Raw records
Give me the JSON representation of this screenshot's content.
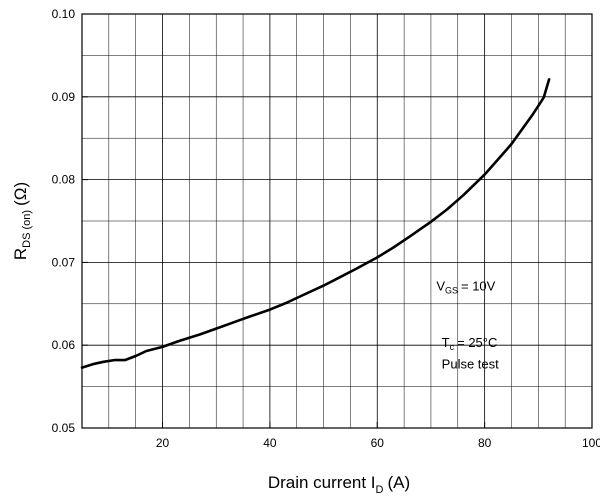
{
  "chart_data": {
    "type": "line",
    "xlim": [
      5,
      100
    ],
    "ylim": [
      0.05,
      0.1
    ],
    "x_ticks": [
      20,
      40,
      60,
      80,
      100
    ],
    "y_ticks": [
      0.05,
      0.06,
      0.07,
      0.08,
      0.09,
      0.1
    ],
    "x_tick_labels": [
      "20",
      "40",
      "60",
      "80",
      "100"
    ],
    "y_tick_labels": [
      "0.05",
      "0.06",
      "0.07",
      "0.08",
      "0.09",
      "0.10"
    ],
    "x_minor_step": 5,
    "y_minor_step": 0.005,
    "grid": true,
    "xlabel": {
      "main": "Drain current I",
      "sub": "D",
      "unit": "(A)"
    },
    "ylabel": {
      "main": "R",
      "sub": "DS (on)",
      "unit": "(Ω)"
    },
    "annotations": {
      "vgs": {
        "main": "V",
        "sub": "GS",
        "rest": "= 10V",
        "x": 71,
        "y": 0.0666
      },
      "tc": {
        "main": "T",
        "sub": "c",
        "rest": "= 25°C",
        "x": 72,
        "y": 0.0598
      },
      "pulse": {
        "text": "Pulse test",
        "x": 72,
        "y": 0.0572
      }
    },
    "series": [
      {
        "x": [
          5,
          7,
          9,
          11,
          13,
          15,
          17,
          20,
          23,
          27,
          30,
          33,
          36,
          40,
          43,
          46,
          50,
          53,
          56,
          60,
          63,
          66,
          70,
          73,
          76,
          80,
          83,
          85,
          87,
          89,
          90,
          91,
          92
        ],
        "y": [
          0.0573,
          0.0577,
          0.058,
          0.0582,
          0.0582,
          0.0587,
          0.0593,
          0.0598,
          0.0605,
          0.0613,
          0.062,
          0.0627,
          0.0634,
          0.0643,
          0.0651,
          0.066,
          0.0672,
          0.0682,
          0.0692,
          0.0706,
          0.0718,
          0.0731,
          0.0749,
          0.0764,
          0.0781,
          0.0806,
          0.0828,
          0.0843,
          0.0861,
          0.0879,
          0.0889,
          0.0899,
          0.0921
        ]
      }
    ]
  }
}
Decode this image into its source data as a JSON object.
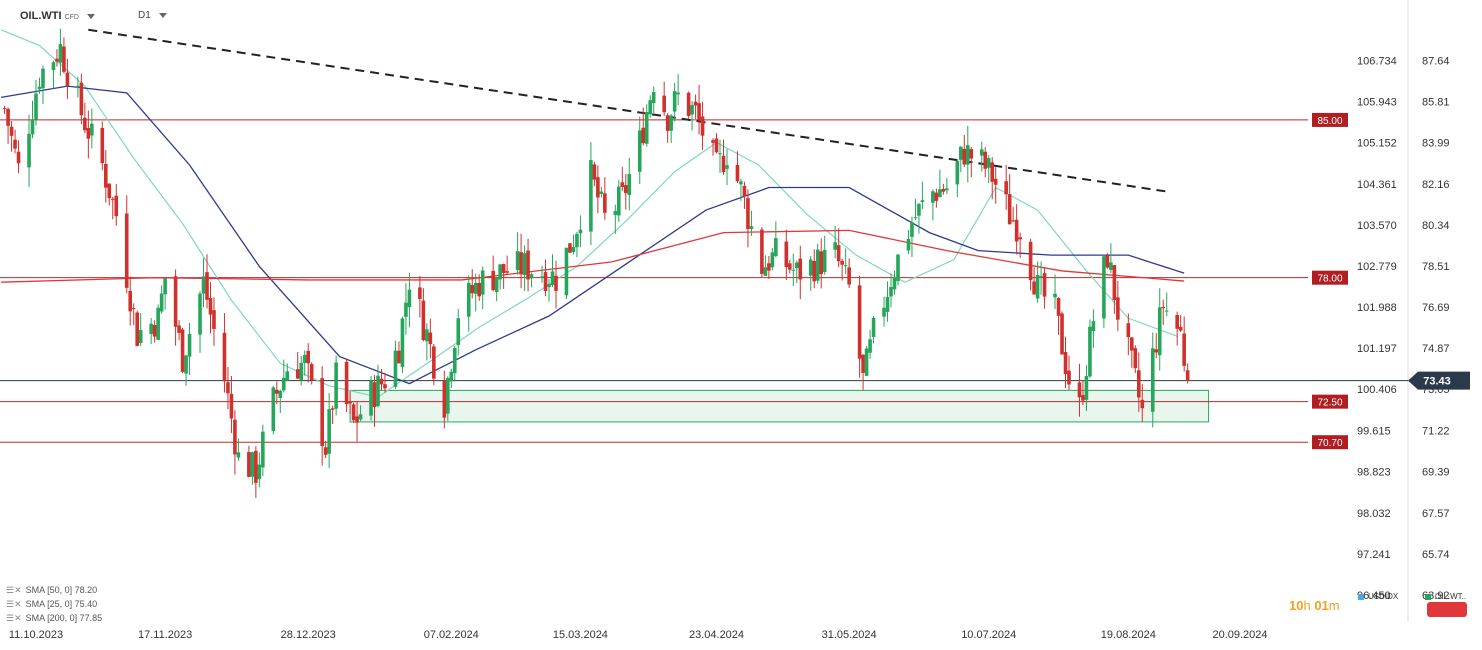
{
  "header": {
    "symbol": "OIL.WTI",
    "symbol_suffix": "CFD",
    "timeframe": "D1"
  },
  "chart_data": {
    "type": "candlestick",
    "instrument": "OIL.WTI",
    "timeframe": "D1",
    "x_ticks": [
      "11.10.2023",
      "17.11.2023",
      "28.12.2023",
      "07.02.2024",
      "15.03.2024",
      "23.04.2024",
      "31.05.2024",
      "10.07.2024",
      "19.08.2024",
      "20.09.2024"
    ],
    "left_axis": {
      "series": "OIL.WTI",
      "ticks": [
        "87.64",
        "85.81",
        "83.99",
        "82.16",
        "80.34",
        "78.51",
        "76.69",
        "74.87",
        "73.05",
        "71.22",
        "69.39",
        "67.57",
        "65.74",
        "63.92"
      ]
    },
    "right_axis": {
      "series": "USDIDX",
      "ticks": [
        "106.734",
        "105.943",
        "105.152",
        "104.361",
        "103.570",
        "102.779",
        "101.988",
        "101.197",
        "100.406",
        "99.615",
        "98.823",
        "98.032",
        "97.241",
        "96.450"
      ]
    },
    "ylim": [
      62.9,
      89.7
    ],
    "current_price": "73.43",
    "levels": [
      {
        "value": 85.0,
        "label": "85.00"
      },
      {
        "value": 78.0,
        "label": "78.00"
      },
      {
        "value": 72.5,
        "label": "72.50"
      },
      {
        "value": 70.7,
        "label": "70.70"
      }
    ],
    "trendline": [
      {
        "x": "2023-10-26",
        "y": 89.0
      },
      {
        "x": "2024-08-31",
        "y": 81.8
      }
    ],
    "support_zone": {
      "from": "2024-01-09",
      "to": "2024-09-11",
      "low": 71.6,
      "high": 73.0
    },
    "sma_legend": [
      "SMA [50, 0] 78.20",
      "SMA [25, 0] 75.40",
      "SMA [200, 0] 77.85"
    ],
    "sma_colors": {
      "sma50": "#2e3a8c",
      "sma25": "#7fd8be",
      "sma200": "#e0383a"
    },
    "candle_colors": {
      "up": "#26a65b",
      "down": "#d0312d"
    },
    "ohlc_path": [
      {
        "d": "2023-10-02",
        "c": 85.5
      },
      {
        "d": "2023-10-06",
        "c": 82.8
      },
      {
        "d": "2023-10-12",
        "c": 87.0
      },
      {
        "d": "2023-10-18",
        "c": 88.2
      },
      {
        "d": "2023-10-24",
        "c": 85.3
      },
      {
        "d": "2023-10-30",
        "c": 83.0
      },
      {
        "d": "2023-11-03",
        "c": 80.8
      },
      {
        "d": "2023-11-09",
        "c": 75.5
      },
      {
        "d": "2023-11-15",
        "c": 76.2
      },
      {
        "d": "2023-11-17",
        "c": 78.0
      },
      {
        "d": "2023-11-22",
        "c": 74.5
      },
      {
        "d": "2023-11-28",
        "c": 77.8
      },
      {
        "d": "2023-12-04",
        "c": 73.5
      },
      {
        "d": "2023-12-08",
        "c": 70.0
      },
      {
        "d": "2023-12-13",
        "c": 69.4
      },
      {
        "d": "2023-12-18",
        "c": 72.5
      },
      {
        "d": "2023-12-22",
        "c": 74.0
      },
      {
        "d": "2023-12-27",
        "c": 74.2
      },
      {
        "d": "2024-01-02",
        "c": 70.5
      },
      {
        "d": "2024-01-05",
        "c": 73.5
      },
      {
        "d": "2024-01-10",
        "c": 71.5
      },
      {
        "d": "2024-01-15",
        "c": 72.8
      },
      {
        "d": "2024-01-19",
        "c": 73.5
      },
      {
        "d": "2024-01-23",
        "c": 75.0
      },
      {
        "d": "2024-01-26",
        "c": 78.0
      },
      {
        "d": "2024-01-31",
        "c": 75.5
      },
      {
        "d": "2024-02-05",
        "c": 72.5
      },
      {
        "d": "2024-02-09",
        "c": 76.5
      },
      {
        "d": "2024-02-15",
        "c": 77.8
      },
      {
        "d": "2024-02-22",
        "c": 78.3
      },
      {
        "d": "2024-02-28",
        "c": 78.5
      },
      {
        "d": "2024-03-05",
        "c": 78.2
      },
      {
        "d": "2024-03-08",
        "c": 78.0
      },
      {
        "d": "2024-03-13",
        "c": 79.8
      },
      {
        "d": "2024-03-18",
        "c": 82.5
      },
      {
        "d": "2024-03-22",
        "c": 80.6
      },
      {
        "d": "2024-03-27",
        "c": 81.5
      },
      {
        "d": "2024-04-01",
        "c": 84.0
      },
      {
        "d": "2024-04-05",
        "c": 86.8
      },
      {
        "d": "2024-04-09",
        "c": 85.2
      },
      {
        "d": "2024-04-12",
        "c": 86.0
      },
      {
        "d": "2024-04-17",
        "c": 85.3
      },
      {
        "d": "2024-04-23",
        "c": 82.8
      },
      {
        "d": "2024-04-26",
        "c": 83.6
      },
      {
        "d": "2024-04-30",
        "c": 81.9
      },
      {
        "d": "2024-05-06",
        "c": 78.5
      },
      {
        "d": "2024-05-10",
        "c": 79.0
      },
      {
        "d": "2024-05-16",
        "c": 78.2
      },
      {
        "d": "2024-05-21",
        "c": 78.6
      },
      {
        "d": "2024-05-27",
        "c": 79.0
      },
      {
        "d": "2024-05-31",
        "c": 77.5
      },
      {
        "d": "2024-06-04",
        "c": 73.4
      },
      {
        "d": "2024-06-07",
        "c": 75.5
      },
      {
        "d": "2024-06-12",
        "c": 78.0
      },
      {
        "d": "2024-06-18",
        "c": 80.5
      },
      {
        "d": "2024-06-24",
        "c": 81.8
      },
      {
        "d": "2024-06-28",
        "c": 82.0
      },
      {
        "d": "2024-07-03",
        "c": 83.6
      },
      {
        "d": "2024-07-08",
        "c": 83.1
      },
      {
        "d": "2024-07-11",
        "c": 82.5
      },
      {
        "d": "2024-07-16",
        "c": 80.8
      },
      {
        "d": "2024-07-19",
        "c": 80.2
      },
      {
        "d": "2024-07-24",
        "c": 77.5
      },
      {
        "d": "2024-07-29",
        "c": 76.5
      },
      {
        "d": "2024-08-02",
        "c": 73.5
      },
      {
        "d": "2024-08-05",
        "c": 72.2
      },
      {
        "d": "2024-08-09",
        "c": 76.2
      },
      {
        "d": "2024-08-13",
        "c": 79.0
      },
      {
        "d": "2024-08-16",
        "c": 76.5
      },
      {
        "d": "2024-08-20",
        "c": 74.0
      },
      {
        "d": "2024-08-23",
        "c": 72.0
      },
      {
        "d": "2024-08-26",
        "c": 74.5
      },
      {
        "d": "2024-08-29",
        "c": 76.8
      },
      {
        "d": "2024-09-03",
        "c": 75.5
      },
      {
        "d": "2024-09-05",
        "c": 73.4
      }
    ],
    "sma_paths": {
      "sma25": [
        {
          "d": "2023-10-01",
          "v": 89.0
        },
        {
          "d": "2023-10-12",
          "v": 88.3
        },
        {
          "d": "2023-10-25",
          "v": 86.5
        },
        {
          "d": "2023-11-08",
          "v": 83.3
        },
        {
          "d": "2023-11-22",
          "v": 80.4
        },
        {
          "d": "2023-12-06",
          "v": 77.0
        },
        {
          "d": "2023-12-20",
          "v": 74.2
        },
        {
          "d": "2024-01-03",
          "v": 73.2
        },
        {
          "d": "2024-01-17",
          "v": 72.7
        },
        {
          "d": "2024-02-01",
          "v": 74.3
        },
        {
          "d": "2024-02-15",
          "v": 75.8
        },
        {
          "d": "2024-02-29",
          "v": 77.1
        },
        {
          "d": "2024-03-14",
          "v": 78.5
        },
        {
          "d": "2024-03-28",
          "v": 80.5
        },
        {
          "d": "2024-04-11",
          "v": 82.7
        },
        {
          "d": "2024-04-23",
          "v": 84.0
        },
        {
          "d": "2024-05-05",
          "v": 83.0
        },
        {
          "d": "2024-05-19",
          "v": 80.8
        },
        {
          "d": "2024-06-02",
          "v": 79.0
        },
        {
          "d": "2024-06-16",
          "v": 77.8
        },
        {
          "d": "2024-06-30",
          "v": 78.8
        },
        {
          "d": "2024-07-12",
          "v": 82.0
        },
        {
          "d": "2024-07-24",
          "v": 81.0
        },
        {
          "d": "2024-08-07",
          "v": 78.3
        },
        {
          "d": "2024-08-19",
          "v": 76.2
        },
        {
          "d": "2024-09-02",
          "v": 75.4
        }
      ],
      "sma50": [
        {
          "d": "2023-10-01",
          "v": 86.0
        },
        {
          "d": "2023-10-20",
          "v": 86.5
        },
        {
          "d": "2023-11-06",
          "v": 86.2
        },
        {
          "d": "2023-11-24",
          "v": 83.0
        },
        {
          "d": "2023-12-14",
          "v": 78.5
        },
        {
          "d": "2024-01-06",
          "v": 74.5
        },
        {
          "d": "2024-01-26",
          "v": 73.3
        },
        {
          "d": "2024-02-14",
          "v": 74.8
        },
        {
          "d": "2024-03-06",
          "v": 76.3
        },
        {
          "d": "2024-03-28",
          "v": 78.6
        },
        {
          "d": "2024-04-20",
          "v": 81.0
        },
        {
          "d": "2024-05-08",
          "v": 82.0
        },
        {
          "d": "2024-05-31",
          "v": 82.0
        },
        {
          "d": "2024-06-23",
          "v": 80.0
        },
        {
          "d": "2024-07-07",
          "v": 79.2
        },
        {
          "d": "2024-07-28",
          "v": 79.0
        },
        {
          "d": "2024-08-19",
          "v": 79.0
        },
        {
          "d": "2024-09-04",
          "v": 78.2
        }
      ],
      "sma200": [
        {
          "d": "2023-10-01",
          "v": 77.8
        },
        {
          "d": "2023-11-14",
          "v": 78.0
        },
        {
          "d": "2023-12-28",
          "v": 77.9
        },
        {
          "d": "2024-02-10",
          "v": 77.9
        },
        {
          "d": "2024-03-24",
          "v": 78.7
        },
        {
          "d": "2024-04-25",
          "v": 80.0
        },
        {
          "d": "2024-05-31",
          "v": 80.1
        },
        {
          "d": "2024-06-28",
          "v": 79.2
        },
        {
          "d": "2024-07-31",
          "v": 78.3
        },
        {
          "d": "2024-09-04",
          "v": 77.85
        }
      ]
    }
  },
  "footer": {
    "timer_hours": "10",
    "timer_h": "h",
    "timer_minutes": "01",
    "timer_m": "m",
    "tag_usdidx": "USDIDX",
    "tag_oil": "OIL.WT.."
  }
}
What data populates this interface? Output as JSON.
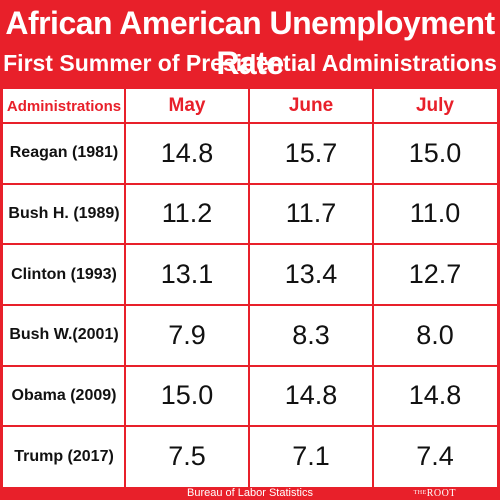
{
  "chart_data": {
    "type": "table",
    "title": "African American Unemployment Rate",
    "subtitle": "First Summer of Presidential Administrations",
    "corner_header": "Administrations",
    "columns": [
      "May",
      "June",
      "July"
    ],
    "rows": [
      {
        "label": "Reagan (1981)",
        "values": [
          "14.8",
          "15.7",
          "15.0"
        ]
      },
      {
        "label": "Bush H. (1989)",
        "values": [
          "11.2",
          "11.7",
          "11.0"
        ]
      },
      {
        "label": "Clinton (1993)",
        "values": [
          "13.1",
          "13.4",
          "12.7"
        ]
      },
      {
        "label": "Bush W.(2001)",
        "values": [
          "7.9",
          "8.3",
          "8.0"
        ]
      },
      {
        "label": "Obama (2009)",
        "values": [
          "15.0",
          "14.8",
          "14.8"
        ]
      },
      {
        "label": "Trump (2017)",
        "values": [
          "7.5",
          "7.1",
          "7.4"
        ]
      }
    ],
    "source": "Bureau of Labor Statistics"
  },
  "branding": {
    "logo_prefix": "THE",
    "logo_name": "ROOT"
  },
  "colors": {
    "accent": "#e8202a",
    "text": "#111111",
    "background": "#ffffff"
  }
}
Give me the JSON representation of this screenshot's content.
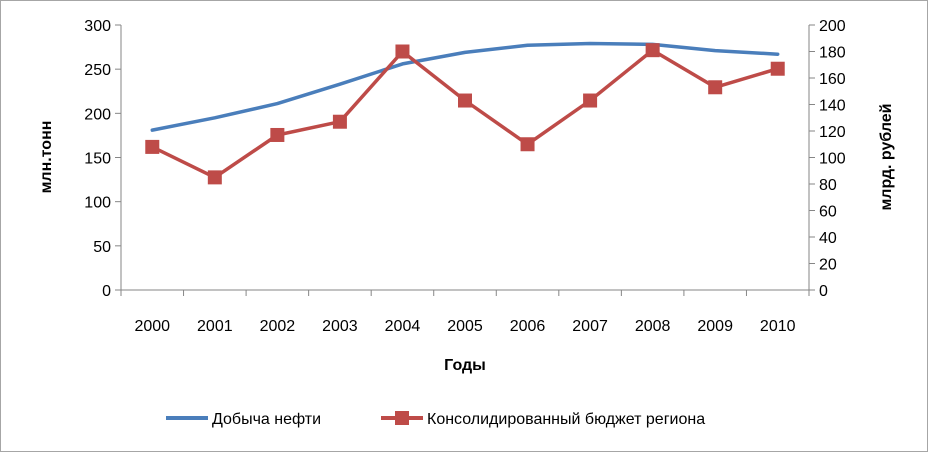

#### The exercise
Show the lines of the records that contain the word "JSON".

#### Worked answer
Give me the JSON representation of this screenshot's content.
Decode this image into its source data as a JSON object.
What data populates this interface? Output as JSON.
Give me the JSON representation of this screenshot's content.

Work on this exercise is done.